--- START OF SUPPLIED MATERIAL ---
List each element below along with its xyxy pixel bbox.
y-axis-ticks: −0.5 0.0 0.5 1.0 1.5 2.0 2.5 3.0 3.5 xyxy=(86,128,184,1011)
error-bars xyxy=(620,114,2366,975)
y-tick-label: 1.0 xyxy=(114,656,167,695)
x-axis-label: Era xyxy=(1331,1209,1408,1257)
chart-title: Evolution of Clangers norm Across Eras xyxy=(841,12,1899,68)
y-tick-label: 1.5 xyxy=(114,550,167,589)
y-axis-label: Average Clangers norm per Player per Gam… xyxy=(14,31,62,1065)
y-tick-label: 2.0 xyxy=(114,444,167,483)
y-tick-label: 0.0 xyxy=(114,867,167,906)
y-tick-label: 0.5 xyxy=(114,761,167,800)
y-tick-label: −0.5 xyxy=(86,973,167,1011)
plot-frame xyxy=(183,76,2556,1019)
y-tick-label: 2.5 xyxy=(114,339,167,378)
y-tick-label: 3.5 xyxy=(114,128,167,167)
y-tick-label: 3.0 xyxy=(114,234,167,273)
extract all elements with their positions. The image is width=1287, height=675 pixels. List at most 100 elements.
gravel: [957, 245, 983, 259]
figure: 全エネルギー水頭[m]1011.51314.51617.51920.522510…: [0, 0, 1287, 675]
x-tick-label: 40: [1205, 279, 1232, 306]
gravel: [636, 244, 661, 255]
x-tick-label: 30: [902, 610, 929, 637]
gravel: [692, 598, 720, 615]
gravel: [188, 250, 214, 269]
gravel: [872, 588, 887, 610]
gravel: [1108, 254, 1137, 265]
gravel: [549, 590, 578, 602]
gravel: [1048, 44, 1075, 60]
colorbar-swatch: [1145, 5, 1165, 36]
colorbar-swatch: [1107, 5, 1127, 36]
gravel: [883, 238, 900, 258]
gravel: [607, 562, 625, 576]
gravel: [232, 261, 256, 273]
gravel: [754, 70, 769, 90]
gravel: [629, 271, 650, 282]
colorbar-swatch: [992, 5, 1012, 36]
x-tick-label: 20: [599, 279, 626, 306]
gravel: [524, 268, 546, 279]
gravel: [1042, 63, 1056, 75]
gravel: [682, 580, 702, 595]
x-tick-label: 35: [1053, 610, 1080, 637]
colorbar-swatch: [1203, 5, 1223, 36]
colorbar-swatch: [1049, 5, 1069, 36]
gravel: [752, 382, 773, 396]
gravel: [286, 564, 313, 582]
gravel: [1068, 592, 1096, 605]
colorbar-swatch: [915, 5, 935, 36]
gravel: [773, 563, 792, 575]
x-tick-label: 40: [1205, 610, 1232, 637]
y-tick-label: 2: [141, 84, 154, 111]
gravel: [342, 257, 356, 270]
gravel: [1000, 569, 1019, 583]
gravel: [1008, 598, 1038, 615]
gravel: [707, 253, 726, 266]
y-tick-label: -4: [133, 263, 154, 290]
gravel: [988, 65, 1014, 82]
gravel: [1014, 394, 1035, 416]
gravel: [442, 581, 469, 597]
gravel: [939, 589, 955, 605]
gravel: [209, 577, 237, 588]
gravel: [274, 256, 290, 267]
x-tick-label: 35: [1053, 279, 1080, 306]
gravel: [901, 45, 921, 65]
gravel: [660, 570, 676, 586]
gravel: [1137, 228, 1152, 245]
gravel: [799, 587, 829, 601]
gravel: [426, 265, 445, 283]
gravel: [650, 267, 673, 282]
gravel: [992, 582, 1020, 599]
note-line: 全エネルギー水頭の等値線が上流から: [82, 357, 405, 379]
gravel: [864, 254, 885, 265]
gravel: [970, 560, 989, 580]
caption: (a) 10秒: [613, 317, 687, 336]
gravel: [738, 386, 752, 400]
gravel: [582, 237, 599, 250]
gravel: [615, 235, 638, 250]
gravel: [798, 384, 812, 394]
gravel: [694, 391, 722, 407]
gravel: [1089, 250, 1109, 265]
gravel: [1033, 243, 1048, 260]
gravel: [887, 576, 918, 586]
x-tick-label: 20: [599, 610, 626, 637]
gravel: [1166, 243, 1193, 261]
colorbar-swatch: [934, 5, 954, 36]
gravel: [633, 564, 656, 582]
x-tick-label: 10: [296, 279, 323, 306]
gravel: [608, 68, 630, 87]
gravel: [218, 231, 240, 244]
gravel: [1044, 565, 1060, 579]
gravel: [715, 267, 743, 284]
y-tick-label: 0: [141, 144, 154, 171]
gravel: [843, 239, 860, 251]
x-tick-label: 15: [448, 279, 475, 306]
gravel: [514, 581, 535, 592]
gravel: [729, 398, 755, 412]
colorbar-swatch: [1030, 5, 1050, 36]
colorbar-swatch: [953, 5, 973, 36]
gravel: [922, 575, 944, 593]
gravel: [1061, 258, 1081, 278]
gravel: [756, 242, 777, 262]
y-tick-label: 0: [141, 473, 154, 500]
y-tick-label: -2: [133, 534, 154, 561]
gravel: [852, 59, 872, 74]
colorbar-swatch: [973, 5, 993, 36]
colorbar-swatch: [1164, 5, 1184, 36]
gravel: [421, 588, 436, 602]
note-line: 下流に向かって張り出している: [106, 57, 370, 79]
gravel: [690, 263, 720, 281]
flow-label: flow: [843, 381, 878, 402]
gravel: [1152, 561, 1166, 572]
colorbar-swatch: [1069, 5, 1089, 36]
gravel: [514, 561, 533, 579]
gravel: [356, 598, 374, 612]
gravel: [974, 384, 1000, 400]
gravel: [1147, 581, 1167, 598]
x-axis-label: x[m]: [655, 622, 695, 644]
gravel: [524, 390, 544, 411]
--- END OF SUPPLIED MATERIAL ---
### [YOUR INSTRUCTIONS]
Copy the records above again, replacing "gravel" with "stone" everywhere and leaving everything else the same.

### [PROBLEM SOLUTION]
List each element below along with its xyxy pixel bbox.
y-axis-ticks: −0.5 0.0 0.5 1.0 1.5 2.0 2.5 3.0 3.5 xyxy=(86,128,184,1011)
error-bars xyxy=(620,114,2366,975)
y-tick-label: 1.0 xyxy=(114,656,167,695)
x-axis-label: Era xyxy=(1331,1209,1408,1257)
chart-title: Evolution of Clangers norm Across Eras xyxy=(841,12,1899,68)
y-tick-label: 1.5 xyxy=(114,550,167,589)
y-axis-label: Average Clangers norm per Player per Gam… xyxy=(14,31,62,1065)
y-tick-label: 2.0 xyxy=(114,444,167,483)
y-tick-label: 0.0 xyxy=(114,867,167,906)
y-tick-label: 0.5 xyxy=(114,761,167,800)
y-tick-label: −0.5 xyxy=(86,973,167,1011)
plot-frame xyxy=(183,76,2556,1019)
y-tick-label: 2.5 xyxy=(114,339,167,378)
y-tick-label: 3.5 xyxy=(114,128,167,167)
y-tick-label: 3.0 xyxy=(114,234,167,273)
extract all elements with their positions. The image is width=1287, height=675 pixels. List at most 100 elements.
stone: [957, 245, 983, 259]
figure: 全エネルギー水頭[m]1011.51314.51617.51920.522510…: [0, 0, 1287, 675]
x-tick-label: 40: [1205, 279, 1232, 306]
stone: [636, 244, 661, 255]
x-tick-label: 30: [902, 610, 929, 637]
stone: [692, 598, 720, 615]
stone: [188, 250, 214, 269]
stone: [872, 588, 887, 610]
stone: [1108, 254, 1137, 265]
stone: [549, 590, 578, 602]
stone: [1048, 44, 1075, 60]
colorbar-swatch: [1145, 5, 1165, 36]
colorbar-swatch: [1107, 5, 1127, 36]
stone: [883, 238, 900, 258]
stone: [607, 562, 625, 576]
stone: [232, 261, 256, 273]
stone: [754, 70, 769, 90]
stone: [629, 271, 650, 282]
colorbar-swatch: [992, 5, 1012, 36]
x-tick-label: 20: [599, 279, 626, 306]
stone: [524, 268, 546, 279]
stone: [1042, 63, 1056, 75]
stone: [682, 580, 702, 595]
x-tick-label: 35: [1053, 610, 1080, 637]
colorbar-swatch: [1203, 5, 1223, 36]
colorbar-swatch: [1049, 5, 1069, 36]
stone: [752, 382, 773, 396]
stone: [286, 564, 313, 582]
stone: [1068, 592, 1096, 605]
colorbar-swatch: [915, 5, 935, 36]
stone: [773, 563, 792, 575]
x-tick-label: 40: [1205, 610, 1232, 637]
y-tick-label: 2: [141, 84, 154, 111]
stone: [342, 257, 356, 270]
stone: [1000, 569, 1019, 583]
stone: [1008, 598, 1038, 615]
stone: [707, 253, 726, 266]
y-tick-label: -4: [133, 263, 154, 290]
stone: [988, 65, 1014, 82]
stone: [1014, 394, 1035, 416]
stone: [442, 581, 469, 597]
stone: [939, 589, 955, 605]
stone: [209, 577, 237, 588]
stone: [274, 256, 290, 267]
x-tick-label: 35: [1053, 279, 1080, 306]
stone: [901, 45, 921, 65]
stone: [660, 570, 676, 586]
stone: [1137, 228, 1152, 245]
stone: [799, 587, 829, 601]
stone: [426, 265, 445, 283]
stone: [650, 267, 673, 282]
stone: [992, 582, 1020, 599]
note-line: 全エネルギー水頭の等値線が上流から: [82, 357, 405, 379]
stone: [864, 254, 885, 265]
stone: [970, 560, 989, 580]
caption: (a) 10秒: [613, 317, 687, 336]
stone: [738, 386, 752, 400]
stone: [582, 237, 599, 250]
stone: [615, 235, 638, 250]
stone: [798, 384, 812, 394]
stone: [694, 391, 722, 407]
stone: [1089, 250, 1109, 265]
stone: [1033, 243, 1048, 260]
stone: [887, 576, 918, 586]
x-tick-label: 20: [599, 610, 626, 637]
stone: [1166, 243, 1193, 261]
colorbar-swatch: [934, 5, 954, 36]
stone: [633, 564, 656, 582]
x-tick-label: 10: [296, 279, 323, 306]
stone: [608, 68, 630, 87]
stone: [218, 231, 240, 244]
stone: [1044, 565, 1060, 579]
stone: [715, 267, 743, 284]
y-tick-label: 0: [141, 144, 154, 171]
stone: [843, 239, 860, 251]
x-tick-label: 15: [448, 279, 475, 306]
stone: [514, 581, 535, 592]
stone: [729, 398, 755, 412]
colorbar-swatch: [1030, 5, 1050, 36]
colorbar-swatch: [953, 5, 973, 36]
stone: [922, 575, 944, 593]
stone: [1061, 258, 1081, 278]
stone: [756, 242, 777, 262]
y-tick-label: 0: [141, 473, 154, 500]
y-tick-label: -2: [133, 534, 154, 561]
stone: [852, 59, 872, 74]
colorbar-swatch: [973, 5, 993, 36]
colorbar-swatch: [1164, 5, 1184, 36]
stone: [421, 588, 436, 602]
note-line: 下流に向かって張り出している: [106, 57, 370, 79]
stone: [690, 263, 720, 281]
flow-label: flow: [843, 381, 878, 402]
stone: [1152, 561, 1166, 572]
colorbar-swatch: [1069, 5, 1089, 36]
stone: [514, 561, 533, 579]
stone: [356, 598, 374, 612]
stone: [974, 384, 1000, 400]
stone: [1147, 581, 1167, 598]
x-axis-label: x[m]: [655, 622, 695, 644]
stone: [524, 390, 544, 411]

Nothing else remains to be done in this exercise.